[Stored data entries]
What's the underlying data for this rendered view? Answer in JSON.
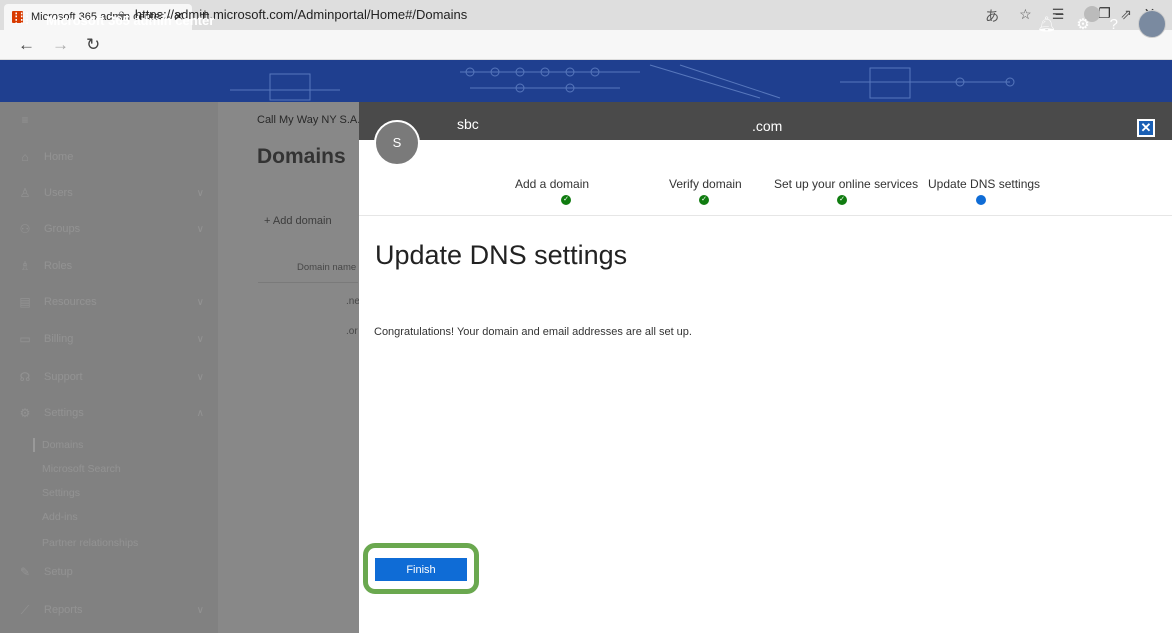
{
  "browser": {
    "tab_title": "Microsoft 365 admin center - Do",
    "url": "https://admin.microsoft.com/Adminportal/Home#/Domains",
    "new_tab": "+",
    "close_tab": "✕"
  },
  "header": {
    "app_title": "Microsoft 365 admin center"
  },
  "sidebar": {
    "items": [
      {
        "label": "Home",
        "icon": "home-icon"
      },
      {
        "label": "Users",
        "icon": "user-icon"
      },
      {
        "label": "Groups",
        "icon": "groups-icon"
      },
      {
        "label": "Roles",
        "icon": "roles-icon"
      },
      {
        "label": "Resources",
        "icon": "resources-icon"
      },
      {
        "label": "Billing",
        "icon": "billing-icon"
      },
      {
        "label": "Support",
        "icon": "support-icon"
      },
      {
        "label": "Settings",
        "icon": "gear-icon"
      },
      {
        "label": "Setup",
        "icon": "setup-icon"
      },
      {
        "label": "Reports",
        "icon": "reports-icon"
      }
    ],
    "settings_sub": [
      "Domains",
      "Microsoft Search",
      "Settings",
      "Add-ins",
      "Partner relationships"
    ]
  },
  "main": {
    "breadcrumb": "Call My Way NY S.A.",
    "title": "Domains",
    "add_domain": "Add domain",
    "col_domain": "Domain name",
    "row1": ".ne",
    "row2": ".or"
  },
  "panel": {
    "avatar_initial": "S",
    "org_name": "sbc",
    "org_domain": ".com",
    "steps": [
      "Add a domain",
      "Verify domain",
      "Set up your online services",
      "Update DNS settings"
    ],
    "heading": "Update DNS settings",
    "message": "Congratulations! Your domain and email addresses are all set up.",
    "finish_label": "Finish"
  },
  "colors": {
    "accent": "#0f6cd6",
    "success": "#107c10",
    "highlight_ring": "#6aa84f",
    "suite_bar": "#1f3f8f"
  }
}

PROBLEM TO WORK ON |
Using the data above, print every line exactly, omitting pictures.

RESPONSE |
What's the underlying data for this rendered view? Answer in JSON.
{
  "browser": {
    "tab_title": "Microsoft 365 admin center - Do",
    "url": "https://admin.microsoft.com/Adminportal/Home#/Domains",
    "new_tab": "+",
    "close_tab": "✕"
  },
  "header": {
    "app_title": "Microsoft 365 admin center"
  },
  "sidebar": {
    "items": [
      {
        "label": "Home",
        "icon": "home-icon"
      },
      {
        "label": "Users",
        "icon": "user-icon"
      },
      {
        "label": "Groups",
        "icon": "groups-icon"
      },
      {
        "label": "Roles",
        "icon": "roles-icon"
      },
      {
        "label": "Resources",
        "icon": "resources-icon"
      },
      {
        "label": "Billing",
        "icon": "billing-icon"
      },
      {
        "label": "Support",
        "icon": "support-icon"
      },
      {
        "label": "Settings",
        "icon": "gear-icon"
      },
      {
        "label": "Setup",
        "icon": "setup-icon"
      },
      {
        "label": "Reports",
        "icon": "reports-icon"
      }
    ],
    "settings_sub": [
      "Domains",
      "Microsoft Search",
      "Settings",
      "Add-ins",
      "Partner relationships"
    ]
  },
  "main": {
    "breadcrumb": "Call My Way NY S.A.",
    "title": "Domains",
    "add_domain": "Add domain",
    "col_domain": "Domain name",
    "row1": ".ne",
    "row2": ".or"
  },
  "panel": {
    "avatar_initial": "S",
    "org_name": "sbc",
    "org_domain": ".com",
    "steps": [
      "Add a domain",
      "Verify domain",
      "Set up your online services",
      "Update DNS settings"
    ],
    "heading": "Update DNS settings",
    "message": "Congratulations! Your domain and email addresses are all set up.",
    "finish_label": "Finish"
  },
  "colors": {
    "accent": "#0f6cd6",
    "success": "#107c10",
    "highlight_ring": "#6aa84f",
    "suite_bar": "#1f3f8f"
  }
}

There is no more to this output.